The exercise: Go through the listing and return every line with "Dominik" in it.

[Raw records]
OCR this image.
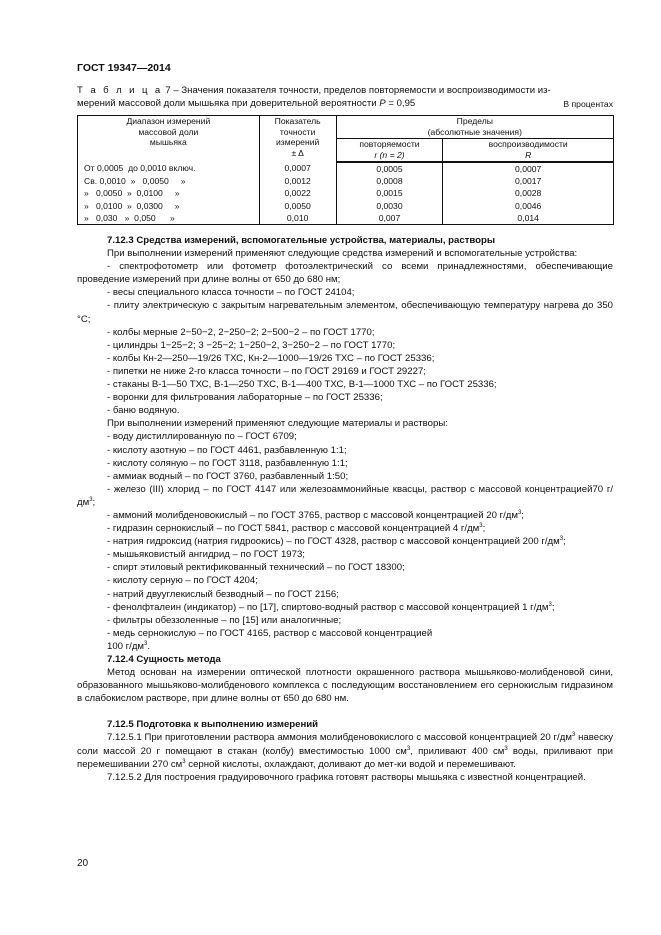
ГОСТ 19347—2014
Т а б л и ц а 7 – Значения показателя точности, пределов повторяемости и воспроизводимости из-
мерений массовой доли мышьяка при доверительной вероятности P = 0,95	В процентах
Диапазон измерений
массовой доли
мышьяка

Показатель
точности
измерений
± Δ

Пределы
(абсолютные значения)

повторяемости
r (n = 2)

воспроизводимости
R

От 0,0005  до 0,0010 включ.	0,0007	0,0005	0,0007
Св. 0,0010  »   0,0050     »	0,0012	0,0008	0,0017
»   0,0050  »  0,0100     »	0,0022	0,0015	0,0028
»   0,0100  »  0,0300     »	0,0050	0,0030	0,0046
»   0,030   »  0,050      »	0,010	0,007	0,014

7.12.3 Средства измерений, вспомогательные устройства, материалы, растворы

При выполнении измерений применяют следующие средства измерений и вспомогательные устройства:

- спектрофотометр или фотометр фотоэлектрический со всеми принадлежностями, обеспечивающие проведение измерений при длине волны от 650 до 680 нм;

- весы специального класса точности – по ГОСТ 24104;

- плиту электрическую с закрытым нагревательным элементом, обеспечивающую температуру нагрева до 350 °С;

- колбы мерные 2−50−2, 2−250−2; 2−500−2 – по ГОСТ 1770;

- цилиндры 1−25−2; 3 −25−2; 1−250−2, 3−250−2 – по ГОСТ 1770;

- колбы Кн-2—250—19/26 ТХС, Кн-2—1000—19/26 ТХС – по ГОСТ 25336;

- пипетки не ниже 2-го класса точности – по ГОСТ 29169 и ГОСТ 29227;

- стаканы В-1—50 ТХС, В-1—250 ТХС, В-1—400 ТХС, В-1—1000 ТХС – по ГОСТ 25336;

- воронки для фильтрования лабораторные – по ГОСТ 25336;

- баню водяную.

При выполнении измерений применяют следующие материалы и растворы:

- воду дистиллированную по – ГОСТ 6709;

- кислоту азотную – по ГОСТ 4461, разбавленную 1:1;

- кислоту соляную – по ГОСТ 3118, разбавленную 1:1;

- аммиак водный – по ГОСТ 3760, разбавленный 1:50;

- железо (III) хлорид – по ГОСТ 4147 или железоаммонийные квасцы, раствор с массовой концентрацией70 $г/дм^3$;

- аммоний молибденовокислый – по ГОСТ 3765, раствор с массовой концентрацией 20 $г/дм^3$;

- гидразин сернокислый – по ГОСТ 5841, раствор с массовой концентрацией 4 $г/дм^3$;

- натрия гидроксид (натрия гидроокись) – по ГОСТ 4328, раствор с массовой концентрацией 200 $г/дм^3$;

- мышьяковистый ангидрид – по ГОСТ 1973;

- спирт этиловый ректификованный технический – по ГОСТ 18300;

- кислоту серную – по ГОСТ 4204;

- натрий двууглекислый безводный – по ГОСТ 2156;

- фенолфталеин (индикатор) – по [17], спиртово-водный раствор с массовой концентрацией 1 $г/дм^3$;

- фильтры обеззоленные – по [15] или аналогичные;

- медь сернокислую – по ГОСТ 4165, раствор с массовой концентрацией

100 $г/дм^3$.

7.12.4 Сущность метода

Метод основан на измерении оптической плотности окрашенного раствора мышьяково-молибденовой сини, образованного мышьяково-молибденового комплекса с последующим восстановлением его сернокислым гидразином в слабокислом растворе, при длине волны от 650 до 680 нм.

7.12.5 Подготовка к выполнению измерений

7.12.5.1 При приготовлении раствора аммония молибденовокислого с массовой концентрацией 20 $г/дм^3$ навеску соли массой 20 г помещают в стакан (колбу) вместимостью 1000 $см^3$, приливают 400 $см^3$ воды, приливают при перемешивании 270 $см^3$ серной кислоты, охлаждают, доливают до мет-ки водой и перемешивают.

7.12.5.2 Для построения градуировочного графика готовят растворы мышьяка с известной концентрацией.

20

* * *

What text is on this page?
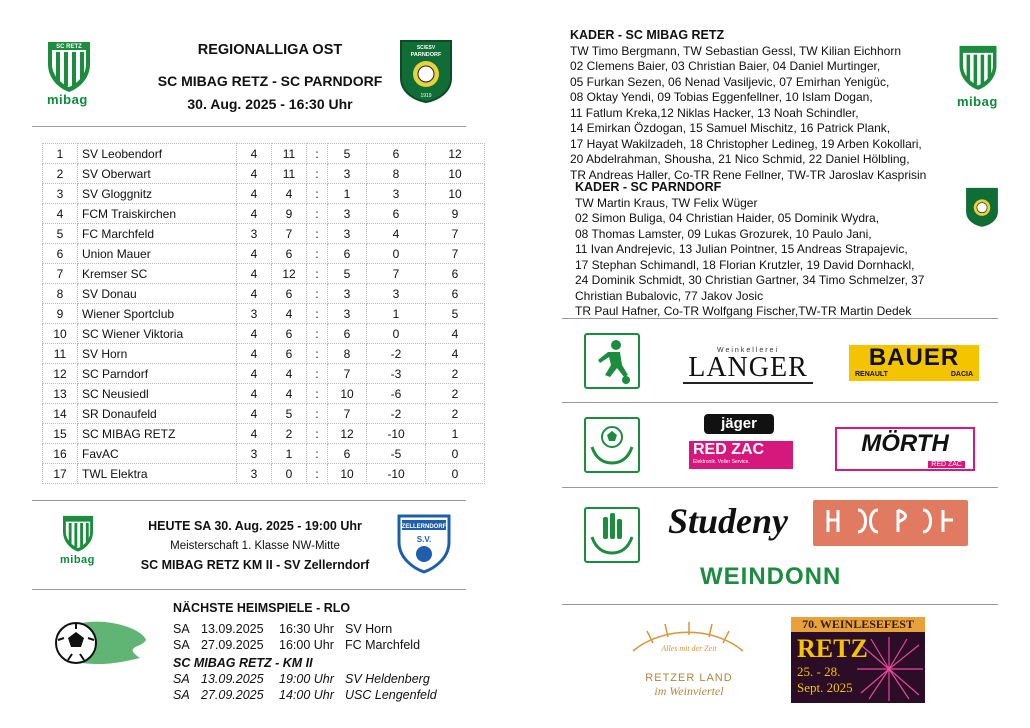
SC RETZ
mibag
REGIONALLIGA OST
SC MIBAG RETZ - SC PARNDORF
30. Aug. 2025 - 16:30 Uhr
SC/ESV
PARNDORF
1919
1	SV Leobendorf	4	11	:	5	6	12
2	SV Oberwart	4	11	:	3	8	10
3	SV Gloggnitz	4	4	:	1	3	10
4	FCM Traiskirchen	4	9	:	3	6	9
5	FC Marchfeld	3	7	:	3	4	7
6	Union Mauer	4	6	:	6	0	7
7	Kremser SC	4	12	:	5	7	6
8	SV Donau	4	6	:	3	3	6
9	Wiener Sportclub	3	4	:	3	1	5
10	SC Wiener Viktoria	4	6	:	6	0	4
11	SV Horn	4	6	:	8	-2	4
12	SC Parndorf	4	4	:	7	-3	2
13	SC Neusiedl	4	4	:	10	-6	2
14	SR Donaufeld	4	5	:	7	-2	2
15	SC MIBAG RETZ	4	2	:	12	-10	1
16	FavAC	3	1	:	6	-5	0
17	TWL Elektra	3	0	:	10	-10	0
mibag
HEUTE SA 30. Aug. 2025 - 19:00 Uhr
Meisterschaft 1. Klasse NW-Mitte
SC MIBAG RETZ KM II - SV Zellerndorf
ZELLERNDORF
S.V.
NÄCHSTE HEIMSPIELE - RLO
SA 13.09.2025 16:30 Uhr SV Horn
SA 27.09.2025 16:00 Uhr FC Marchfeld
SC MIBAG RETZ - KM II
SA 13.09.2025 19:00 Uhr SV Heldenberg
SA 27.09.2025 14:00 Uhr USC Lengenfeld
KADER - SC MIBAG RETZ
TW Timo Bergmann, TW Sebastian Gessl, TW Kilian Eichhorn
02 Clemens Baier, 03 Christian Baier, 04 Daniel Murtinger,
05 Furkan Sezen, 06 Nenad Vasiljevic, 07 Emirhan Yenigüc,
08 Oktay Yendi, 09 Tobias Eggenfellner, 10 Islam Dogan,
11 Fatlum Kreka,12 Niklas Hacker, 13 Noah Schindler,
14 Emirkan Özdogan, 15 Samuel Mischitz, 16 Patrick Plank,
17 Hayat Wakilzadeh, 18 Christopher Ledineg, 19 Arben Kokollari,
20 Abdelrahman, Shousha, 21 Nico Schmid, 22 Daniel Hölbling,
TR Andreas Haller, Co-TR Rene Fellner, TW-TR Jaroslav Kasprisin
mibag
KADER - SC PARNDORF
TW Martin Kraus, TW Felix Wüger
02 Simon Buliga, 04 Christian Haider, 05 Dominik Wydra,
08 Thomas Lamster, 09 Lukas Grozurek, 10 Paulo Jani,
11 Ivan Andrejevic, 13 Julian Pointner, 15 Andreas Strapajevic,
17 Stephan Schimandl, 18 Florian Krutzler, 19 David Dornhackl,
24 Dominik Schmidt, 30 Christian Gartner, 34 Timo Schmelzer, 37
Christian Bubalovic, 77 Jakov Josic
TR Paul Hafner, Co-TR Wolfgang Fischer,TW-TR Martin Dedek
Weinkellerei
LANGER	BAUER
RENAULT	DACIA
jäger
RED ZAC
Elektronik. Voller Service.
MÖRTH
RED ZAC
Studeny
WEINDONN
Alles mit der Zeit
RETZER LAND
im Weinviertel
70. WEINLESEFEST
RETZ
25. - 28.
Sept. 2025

Result:
02 Simon Buliga, 04 Christian Haider, 05 Dominik Wydra,
24 Dominik Schmidt, 30 Christian Gartner, 34 Timo Schmelzer, 37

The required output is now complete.